## What is needed
Copy the data below exactly, omitting any picture it contains.

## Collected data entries
(begin)

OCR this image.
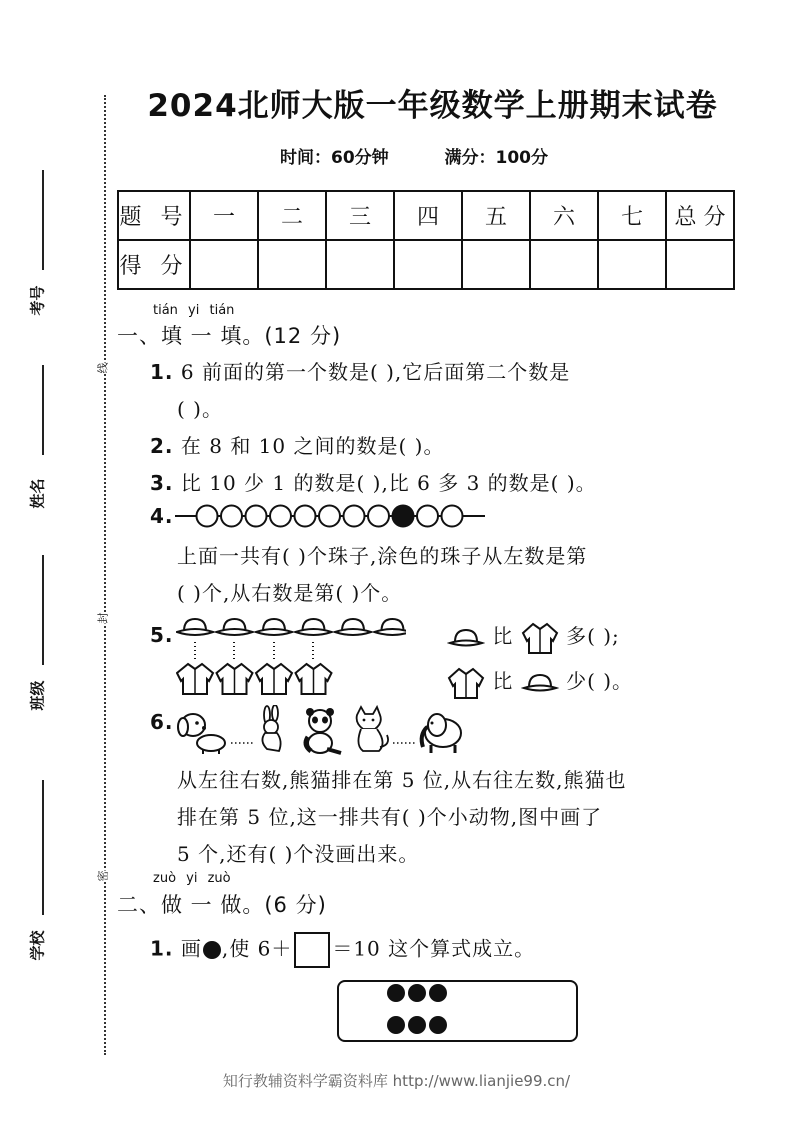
考号
姓名
班级
学校
线
封
密
2024北师大版一年级数学上册期末试卷
时间：60分钟	满分：100分
题 号	一	二	三	四	五	六	七	总 分
得 分								
tián yi tián
一、填 一 填。(12 分)
1. 6 前面的第一个数是( ),它后面第二个数是
( )。
2. 在 8 和 10 之间的数是( )。
3. 比 10 少 1 的数是( ),比 6 多 3 的数是( )。
4.
上面一共有( )个珠子,涂色的珠子从左数是第
( )个,从右数是第( )个。
5.	比	多( );
比	少( )。
6.
从左往右数,熊猫排在第 5 位,从右往左数,熊猫也
排在第 5 位,这一排共有( )个小动物,图中画了
5 个,还有( )个没画出来。
zuò yi zuò
二、做 一 做。(6 分)
1. 画 ,使 6＋ ＝10 这个算式成立。
知行教辅资料学霸资料库 http://www.lianjie99.cn/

(end)

## Solution to this exercise
OCR this image.
考号
姓名
班级
学校
线
封
密
2024北师大版一年级数学上册期末试卷
时间：60分钟	满分：100分
题 号	一	二	三	四	五	六	七	总 分
得 分								
tián yi tián
一、填 一 填。(12 分)
1. 6 前面的第一个数是( ),它后面第二个数是
( )。
2. 在 8 和 10 之间的数是( )。
3. 比 10 少 1 的数是( ),比 6 多 3 的数是( )。
4.
上面一共有( )个珠子,涂色的珠子从左数是第
( )个,从右数是第( )个。
5.	比	多( );
比	少( )。
6.
从左往右数,熊猫排在第 5 位,从右往左数,熊猫也
排在第 5 位,这一排共有( )个小动物,图中画了
5 个,还有( )个没画出来。
zuò yi zuò
二、做 一 做。(6 分)
1. 画 ,使 6＋ ＝10 这个算式成立。
知行教辅资料学霸资料库 http://www.lianjie99.cn/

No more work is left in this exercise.